◆ **Written exercise**
Each entry must be reproduced precisely as it stands.

Dataset items:
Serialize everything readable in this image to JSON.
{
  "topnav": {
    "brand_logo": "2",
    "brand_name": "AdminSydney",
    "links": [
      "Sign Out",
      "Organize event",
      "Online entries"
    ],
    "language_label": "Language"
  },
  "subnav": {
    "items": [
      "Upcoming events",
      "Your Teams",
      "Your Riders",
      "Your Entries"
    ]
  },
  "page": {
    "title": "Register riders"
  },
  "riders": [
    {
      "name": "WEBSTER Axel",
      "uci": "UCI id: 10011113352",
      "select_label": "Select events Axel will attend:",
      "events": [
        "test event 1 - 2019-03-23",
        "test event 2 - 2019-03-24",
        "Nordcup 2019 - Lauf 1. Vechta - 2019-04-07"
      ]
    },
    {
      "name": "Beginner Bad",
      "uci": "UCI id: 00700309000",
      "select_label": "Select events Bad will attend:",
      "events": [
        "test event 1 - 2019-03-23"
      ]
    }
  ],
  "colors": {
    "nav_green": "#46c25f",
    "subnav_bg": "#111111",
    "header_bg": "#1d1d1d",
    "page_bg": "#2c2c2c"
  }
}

◆ **Result for this task**
Serialize everything readable in this image to JSON.
{
  "topnav": {
    "brand_logo": "2",
    "brand_name": "AdminSydney",
    "links": [
      "Sign Out",
      "Organize event",
      "Online entries"
    ],
    "language_label": "Language"
  },
  "subnav": {
    "items": [
      "Upcoming events",
      "Your Teams",
      "Your Riders",
      "Your Entries"
    ]
  },
  "page": {
    "title": "Register riders"
  },
  "riders": [
    {
      "name": "WEBSTER Axel",
      "uci": "UCI id: 10011113352",
      "select_label": "Select events Axel will attend:",
      "events": [
        "test event 1 - 2019-03-23",
        "test event 2 - 2019-03-24",
        "Nordcup 2019 - Lauf 1. Vechta - 2019-04-07"
      ]
    },
    {
      "name": "Beginner Bad",
      "uci": "UCI id: 00700309000",
      "select_label": "Select events Bad will attend:",
      "events": [
        "test event 1 - 2019-03-23"
      ]
    }
  ],
  "colors": {
    "nav_green": "#46c25f",
    "subnav_bg": "#111111",
    "header_bg": "#1d1d1d",
    "page_bg": "#2c2c2c"
  }
}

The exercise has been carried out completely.